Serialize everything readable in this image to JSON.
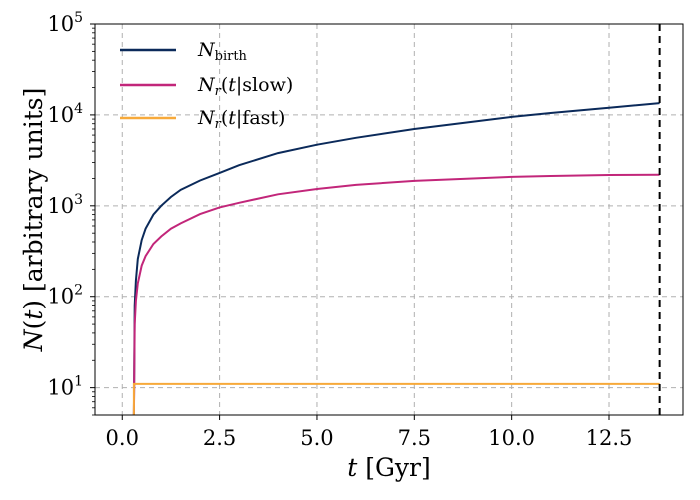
{
  "chart_data": {
    "type": "line",
    "title": "",
    "xlabel": "t [Gyr]",
    "ylabel": "N(t) [arbitrary units]",
    "xlim": [
      -0.7,
      14.4
    ],
    "ylim": [
      5,
      100000
    ],
    "yscale": "log",
    "grid": true,
    "legend_position": "top-left",
    "x_ticks": [
      0.0,
      2.5,
      5.0,
      7.5,
      10.0,
      12.5
    ],
    "x_tick_labels": [
      "0.0",
      "2.5",
      "5.0",
      "7.5",
      "10.0",
      "12.5"
    ],
    "y_ticks": [
      10,
      100,
      1000,
      10000,
      100000
    ],
    "y_tick_labels": [
      "10^1",
      "10^2",
      "10^3",
      "10^4",
      "10^5"
    ],
    "vline": {
      "x": 13.8,
      "style": "dashed",
      "color": "#000000"
    },
    "series": [
      {
        "name": "N_birth",
        "color": "#0b2a5a",
        "x": [
          0.3,
          0.32,
          0.35,
          0.4,
          0.5,
          0.6,
          0.8,
          1.0,
          1.25,
          1.5,
          2.0,
          2.5,
          3.0,
          4.0,
          5.0,
          6.0,
          7.5,
          9.0,
          10.0,
          11.0,
          12.5,
          13.8
        ],
        "y": [
          5,
          80,
          150,
          260,
          420,
          560,
          800,
          1000,
          1250,
          1500,
          1900,
          2300,
          2800,
          3800,
          4700,
          5600,
          7000,
          8400,
          9500,
          10500,
          12000,
          13500
        ]
      },
      {
        "name": "N_r(t|slow)",
        "color": "#c2267a",
        "x": [
          0.3,
          0.32,
          0.35,
          0.4,
          0.5,
          0.6,
          0.8,
          1.0,
          1.25,
          1.5,
          2.0,
          2.5,
          3.0,
          4.0,
          5.0,
          6.0,
          7.5,
          9.0,
          10.0,
          11.0,
          12.5,
          13.8
        ],
        "y": [
          5,
          50,
          90,
          140,
          220,
          280,
          380,
          460,
          560,
          640,
          810,
          960,
          1080,
          1340,
          1530,
          1700,
          1880,
          2000,
          2080,
          2130,
          2180,
          2200
        ]
      },
      {
        "name": "N_r(t|fast)",
        "color": "#f7a93a",
        "x": [
          0.3,
          0.3,
          13.8
        ],
        "y": [
          5,
          11,
          11
        ]
      }
    ]
  }
}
* * *
### Job
Filter the listing for the word "color" and copy every line that holds it.

### Result of this exercise
      "color": "#000000"
        "color": "#0b2a5a",
        "color": "#c2267a",
        "color": "#f7a93a",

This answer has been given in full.